Dataset items:
= = = = =
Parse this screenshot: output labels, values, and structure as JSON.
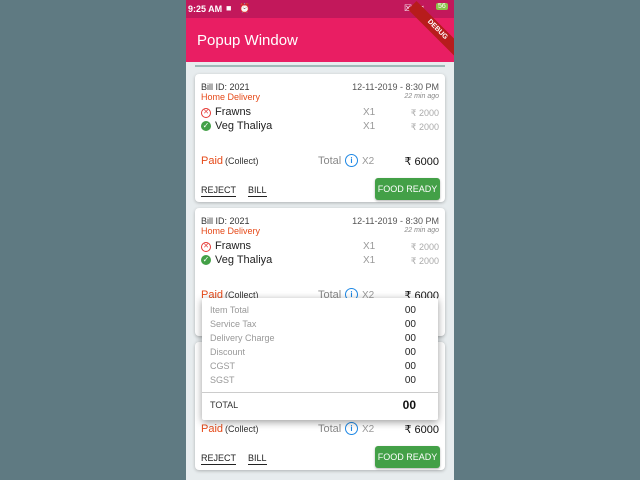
{
  "status": {
    "time": "9:25 AM",
    "battery": "56"
  },
  "app": {
    "title": "Popup Window",
    "banner": "DEBUG"
  },
  "orders": [
    {
      "bill_id": "Bill ID: 2021",
      "date": "12-11-2019 - 8:30 PM",
      "delivery_type": "Home Delivery",
      "ago": "22 min ago",
      "items": [
        {
          "name": "Frawns",
          "qty": "X1",
          "price": "₹ 2000",
          "status": "cancelled"
        },
        {
          "name": "Veg Thaliya",
          "qty": "X1",
          "price": "₹ 2000",
          "status": "done"
        }
      ],
      "paid": "Paid",
      "collect": "(Collect)",
      "total_label": "Total",
      "total_qty": "X2",
      "total_price": "₹ 6000",
      "reject": "REJECT",
      "bill": "BILL",
      "action": "FOOD READY"
    },
    {
      "bill_id": "Bill ID: 2021",
      "date": "12-11-2019 - 8:30 PM",
      "delivery_type": "Home Delivery",
      "ago": "22 min ago",
      "items": [
        {
          "name": "Frawns",
          "qty": "X1",
          "price": "₹ 2000",
          "status": "cancelled"
        },
        {
          "name": "Veg Thaliya",
          "qty": "X1",
          "price": "₹ 2000",
          "status": "done"
        }
      ],
      "paid": "Paid",
      "collect": "(Collect)",
      "total_label": "Total",
      "total_qty": "X2",
      "total_price": "₹ 6000"
    },
    {
      "paid": "Paid",
      "collect": "(Collect)",
      "total_label": "Total",
      "total_qty": "X2",
      "total_price": "₹ 6000",
      "reject": "REJECT",
      "bill": "BILL",
      "action": "FOOD READY"
    }
  ],
  "popup": {
    "rows": [
      {
        "label": "Item Total",
        "value": "00"
      },
      {
        "label": "Service Tax",
        "value": "00"
      },
      {
        "label": "Delivery Charge",
        "value": "00"
      },
      {
        "label": "Discount",
        "value": "00"
      },
      {
        "label": "CGST",
        "value": "00"
      },
      {
        "label": "SGST",
        "value": "00"
      }
    ],
    "total_label": "TOTAL",
    "total_value": "00"
  },
  "colors": {
    "appbar": "#e91e63",
    "statusbar": "#c2185b",
    "accent_orange": "#e64a19",
    "button_green": "#43a047"
  }
}
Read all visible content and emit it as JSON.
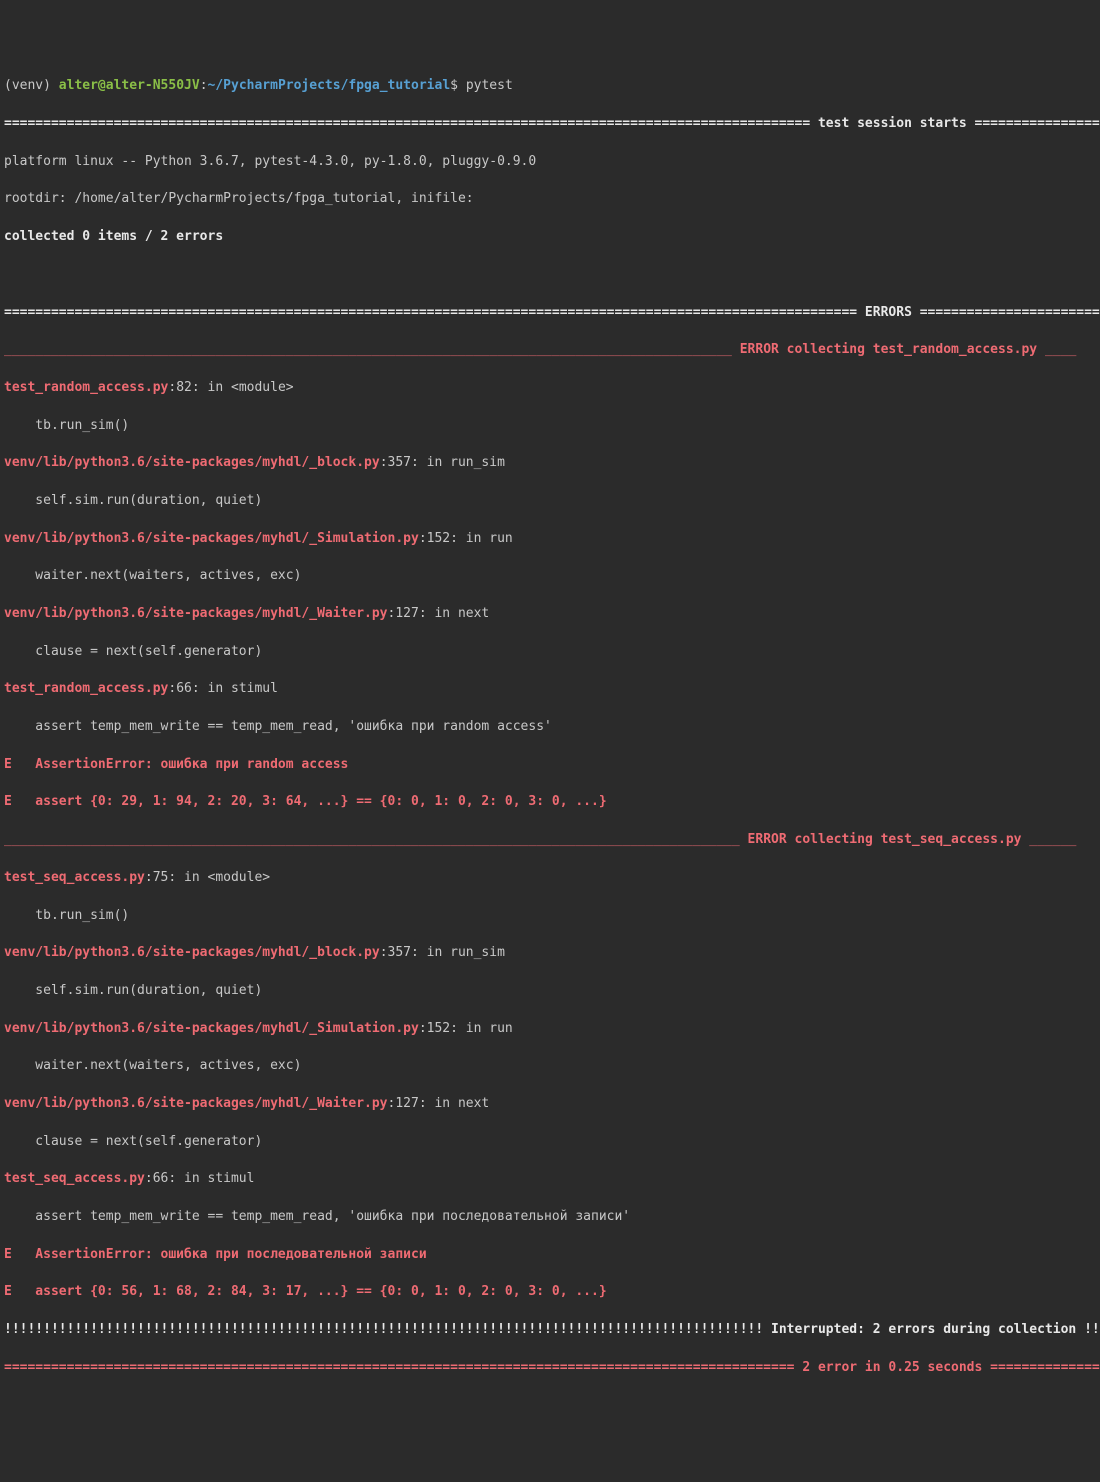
{
  "prompt": {
    "venv": "(venv) ",
    "user": "alter@alter-N550JV",
    "colon": ":",
    "path": "~/PycharmProjects/fpga_tutorial",
    "dollar": "$ ",
    "cmd": "pytest"
  },
  "session_line": "======================================================================================================= test session starts =================",
  "platform": "platform linux -- Python 3.6.7, pytest-4.3.0, py-1.8.0, pluggy-0.9.0",
  "rootdir": "rootdir: /home/alter/PycharmProjects/fpga_tutorial, inifile:",
  "collected": "collected 0 items / 2 errors",
  "errors_hdr": "============================================================================================================= ERRORS ==============================",
  "err1_hdr_pre": "_____________________________________________________________________________________________ ",
  "err1_hdr_txt": "ERROR collecting test_random_access.py",
  "err1_hdr_post": " ____",
  "r1_loc1": "test_random_access.py",
  "r1_loc1_tail": ":82: in <module>",
  "r1_code1": "    tb.run_sim()",
  "r1_loc2": "venv/lib/python3.6/site-packages/myhdl/_block.py",
  "r1_loc2_tail": ":357: in run_sim",
  "r1_code2": "    self.sim.run(duration, quiet)",
  "r1_loc3": "venv/lib/python3.6/site-packages/myhdl/_Simulation.py",
  "r1_loc3_tail": ":152: in run",
  "r1_code3": "    waiter.next(waiters, actives, exc)",
  "r1_loc4": "venv/lib/python3.6/site-packages/myhdl/_Waiter.py",
  "r1_loc4_tail": ":127: in next",
  "r1_code4": "    clause = next(self.generator)",
  "r1_loc5": "test_random_access.py",
  "r1_loc5_tail": ":66: in stimul",
  "r1_code5": "    assert temp_mem_write == temp_mem_read, 'ошибка при random access'",
  "r1_err1": "E   AssertionError: ошибка при random access",
  "r1_err2": "E   assert {0: 29, 1: 94, 2: 20, 3: 64, ...} == {0: 0, 1: 0, 2: 0, 3: 0, ...}",
  "err2_hdr_pre": "______________________________________________________________________________________________ ",
  "err2_hdr_txt": "ERROR collecting test_seq_access.py",
  "err2_hdr_post": " ______",
  "r2_loc1": "test_seq_access.py",
  "r2_loc1_tail": ":75: in <module>",
  "r2_code1": "    tb.run_sim()",
  "r2_loc2": "venv/lib/python3.6/site-packages/myhdl/_block.py",
  "r2_loc2_tail": ":357: in run_sim",
  "r2_code2": "    self.sim.run(duration, quiet)",
  "r2_loc3": "venv/lib/python3.6/site-packages/myhdl/_Simulation.py",
  "r2_loc3_tail": ":152: in run",
  "r2_code3": "    waiter.next(waiters, actives, exc)",
  "r2_loc4": "venv/lib/python3.6/site-packages/myhdl/_Waiter.py",
  "r2_loc4_tail": ":127: in next",
  "r2_code4": "    clause = next(self.generator)",
  "r2_loc5": "test_seq_access.py",
  "r2_loc5_tail": ":66: in stimul",
  "r2_code5": "    assert temp_mem_write == temp_mem_read, 'ошибка при последовательной записи'",
  "r2_err1": "E   AssertionError: ошибка при последовательной записи",
  "r2_err2": "E   assert {0: 56, 1: 68, 2: 84, 3: 17, ...} == {0: 0, 1: 0, 2: 0, 3: 0, ...}",
  "interrupt": "!!!!!!!!!!!!!!!!!!!!!!!!!!!!!!!!!!!!!!!!!!!!!!!!!!!!!!!!!!!!!!!!!!!!!!!!!!!!!!!!!!!!!!!!!!!!!!!!! Interrupted: 2 errors during collection !!!!",
  "summary": "===================================================================================================== 2 error in 0.25 seconds =================="
}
= = = = =
From the data above, show each line that contains "pytest".

    "cmd": "pytest"
  "platform": "platform linux -- Python 3.6.7, pytest-4.3.0, py-1.8.0, pluggy-0.9.0",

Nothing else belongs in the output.